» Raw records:

□ □ □ □ □

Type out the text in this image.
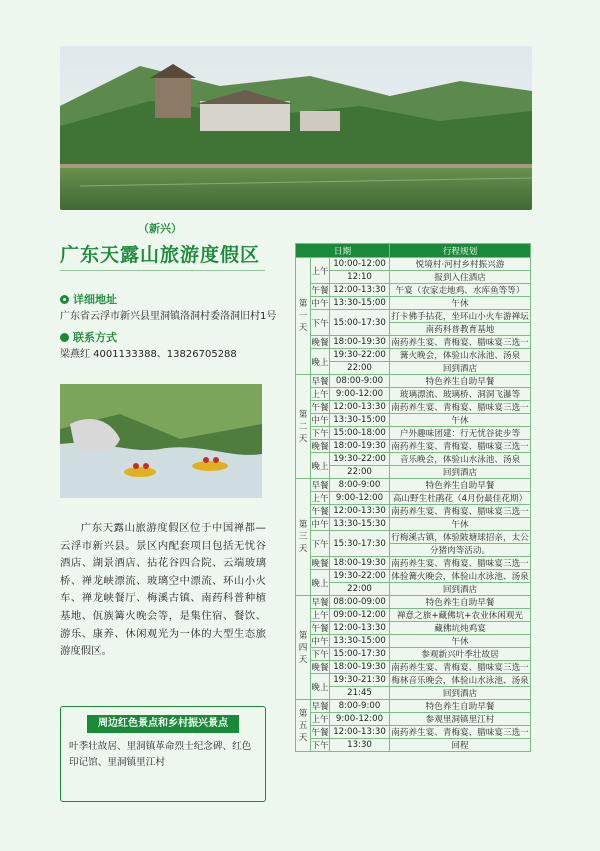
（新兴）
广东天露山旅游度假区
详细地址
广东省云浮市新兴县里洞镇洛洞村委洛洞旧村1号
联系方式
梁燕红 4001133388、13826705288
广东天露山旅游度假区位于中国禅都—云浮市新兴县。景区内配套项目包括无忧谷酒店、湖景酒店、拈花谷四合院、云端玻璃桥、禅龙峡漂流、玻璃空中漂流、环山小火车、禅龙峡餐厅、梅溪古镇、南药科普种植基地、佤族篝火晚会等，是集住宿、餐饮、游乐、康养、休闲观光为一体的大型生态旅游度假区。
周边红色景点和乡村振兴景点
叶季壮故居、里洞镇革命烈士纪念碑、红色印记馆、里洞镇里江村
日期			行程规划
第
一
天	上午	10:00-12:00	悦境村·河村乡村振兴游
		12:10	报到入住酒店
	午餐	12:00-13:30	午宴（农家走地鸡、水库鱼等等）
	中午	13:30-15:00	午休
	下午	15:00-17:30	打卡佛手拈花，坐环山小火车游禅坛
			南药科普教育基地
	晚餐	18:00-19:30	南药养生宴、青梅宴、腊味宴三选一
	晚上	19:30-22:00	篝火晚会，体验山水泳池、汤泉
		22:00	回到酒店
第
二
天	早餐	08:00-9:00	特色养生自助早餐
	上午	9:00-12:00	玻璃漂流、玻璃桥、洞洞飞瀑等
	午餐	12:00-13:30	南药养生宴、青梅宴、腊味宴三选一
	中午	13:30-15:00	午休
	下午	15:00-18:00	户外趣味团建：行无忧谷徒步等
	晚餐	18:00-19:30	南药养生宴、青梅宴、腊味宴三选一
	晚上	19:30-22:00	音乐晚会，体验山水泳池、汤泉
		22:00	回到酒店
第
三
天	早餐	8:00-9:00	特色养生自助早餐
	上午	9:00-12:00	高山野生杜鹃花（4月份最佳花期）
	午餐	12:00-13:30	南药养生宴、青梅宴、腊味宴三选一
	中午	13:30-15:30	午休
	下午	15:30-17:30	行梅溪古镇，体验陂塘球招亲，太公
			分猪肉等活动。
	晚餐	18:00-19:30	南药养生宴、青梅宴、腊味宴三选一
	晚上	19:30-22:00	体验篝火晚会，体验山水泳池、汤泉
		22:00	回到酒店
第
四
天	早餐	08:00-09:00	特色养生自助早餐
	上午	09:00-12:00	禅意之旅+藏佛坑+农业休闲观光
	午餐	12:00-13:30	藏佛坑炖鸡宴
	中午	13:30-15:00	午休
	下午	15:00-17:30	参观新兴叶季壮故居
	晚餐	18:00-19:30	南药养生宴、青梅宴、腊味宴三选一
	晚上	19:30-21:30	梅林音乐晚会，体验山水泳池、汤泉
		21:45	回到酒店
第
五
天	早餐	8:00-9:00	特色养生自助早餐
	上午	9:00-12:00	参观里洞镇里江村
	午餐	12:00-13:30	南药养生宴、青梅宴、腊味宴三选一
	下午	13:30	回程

□ □ □ □ □

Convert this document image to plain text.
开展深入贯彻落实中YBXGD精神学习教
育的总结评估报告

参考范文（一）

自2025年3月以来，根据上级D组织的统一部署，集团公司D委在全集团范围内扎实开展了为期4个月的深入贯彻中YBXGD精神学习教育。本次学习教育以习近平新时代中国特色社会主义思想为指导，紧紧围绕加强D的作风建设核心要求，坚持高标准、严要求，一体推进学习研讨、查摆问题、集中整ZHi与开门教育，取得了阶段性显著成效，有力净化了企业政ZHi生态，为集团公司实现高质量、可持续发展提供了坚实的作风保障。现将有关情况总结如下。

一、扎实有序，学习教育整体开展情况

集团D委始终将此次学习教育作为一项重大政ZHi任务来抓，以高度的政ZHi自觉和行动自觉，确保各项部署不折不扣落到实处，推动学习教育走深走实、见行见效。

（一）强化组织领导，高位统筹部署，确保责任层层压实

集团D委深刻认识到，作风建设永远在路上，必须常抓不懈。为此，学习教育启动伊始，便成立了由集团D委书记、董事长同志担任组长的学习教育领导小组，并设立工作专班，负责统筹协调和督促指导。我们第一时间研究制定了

□ □ □ □ □

» Request: Return every line above that contains the word "image".

» Output for this exercise:
Type out the text in this image.
Convert this document image to plain text.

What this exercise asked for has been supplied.